Records from a data collection:

↓↓↓

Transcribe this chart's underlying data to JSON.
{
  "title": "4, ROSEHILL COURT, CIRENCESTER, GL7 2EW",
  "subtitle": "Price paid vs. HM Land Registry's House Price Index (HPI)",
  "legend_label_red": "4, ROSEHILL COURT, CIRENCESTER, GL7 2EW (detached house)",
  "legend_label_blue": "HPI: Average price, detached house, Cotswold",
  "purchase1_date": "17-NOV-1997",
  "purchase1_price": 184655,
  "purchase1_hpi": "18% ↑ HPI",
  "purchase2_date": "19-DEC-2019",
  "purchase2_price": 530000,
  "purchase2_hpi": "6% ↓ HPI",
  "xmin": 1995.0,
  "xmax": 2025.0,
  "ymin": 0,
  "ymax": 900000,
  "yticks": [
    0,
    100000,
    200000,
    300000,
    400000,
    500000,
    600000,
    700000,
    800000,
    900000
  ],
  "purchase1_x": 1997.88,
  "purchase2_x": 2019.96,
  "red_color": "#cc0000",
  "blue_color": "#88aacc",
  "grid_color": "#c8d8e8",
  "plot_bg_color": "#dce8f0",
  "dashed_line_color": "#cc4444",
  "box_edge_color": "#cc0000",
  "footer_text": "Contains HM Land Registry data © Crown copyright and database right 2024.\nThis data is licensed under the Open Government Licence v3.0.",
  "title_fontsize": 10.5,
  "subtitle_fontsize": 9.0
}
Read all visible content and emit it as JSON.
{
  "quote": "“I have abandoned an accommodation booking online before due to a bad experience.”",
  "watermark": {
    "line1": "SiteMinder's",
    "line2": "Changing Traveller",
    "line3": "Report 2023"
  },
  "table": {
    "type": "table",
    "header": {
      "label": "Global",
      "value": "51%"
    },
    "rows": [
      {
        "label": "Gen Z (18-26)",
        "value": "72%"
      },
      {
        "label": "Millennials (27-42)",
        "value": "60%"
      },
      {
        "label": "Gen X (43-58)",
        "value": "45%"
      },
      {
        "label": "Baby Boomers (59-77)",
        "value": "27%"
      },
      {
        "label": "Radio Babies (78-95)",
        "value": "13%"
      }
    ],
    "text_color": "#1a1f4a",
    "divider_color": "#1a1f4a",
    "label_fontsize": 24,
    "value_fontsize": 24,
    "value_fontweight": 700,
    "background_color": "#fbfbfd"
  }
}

↑↑↑

Written exercise: Starting with the line that contains "Read all visible content and emit it as JSON.", print each line through the last one in the listing. Include both end lines and add nothing.

Complete response:
Read all visible content and emit it as JSON.
{
  "quote": "“I have abandoned an accommodation booking online before due to a bad experience.”",
  "watermark": {
    "line1": "SiteMinder's",
    "line2": "Changing Traveller",
    "line3": "Report 2023"
  },
  "table": {
    "type": "table",
    "header": {
      "label": "Global",
      "value": "51%"
    },
    "rows": [
      {
        "label": "Gen Z (18-26)",
        "value": "72%"
      },
      {
        "label": "Millennials (27-42)",
        "value": "60%"
      },
      {
        "label": "Gen X (43-58)",
        "value": "45%"
      },
      {
        "label": "Baby Boomers (59-77)",
        "value": "27%"
      },
      {
        "label": "Radio Babies (78-95)",
        "value": "13%"
      }
    ],
    "text_color": "#1a1f4a",
    "divider_color": "#1a1f4a",
    "label_fontsize": 24,
    "value_fontsize": 24,
    "value_fontweight": 700,
    "background_color": "#fbfbfd"
  }
}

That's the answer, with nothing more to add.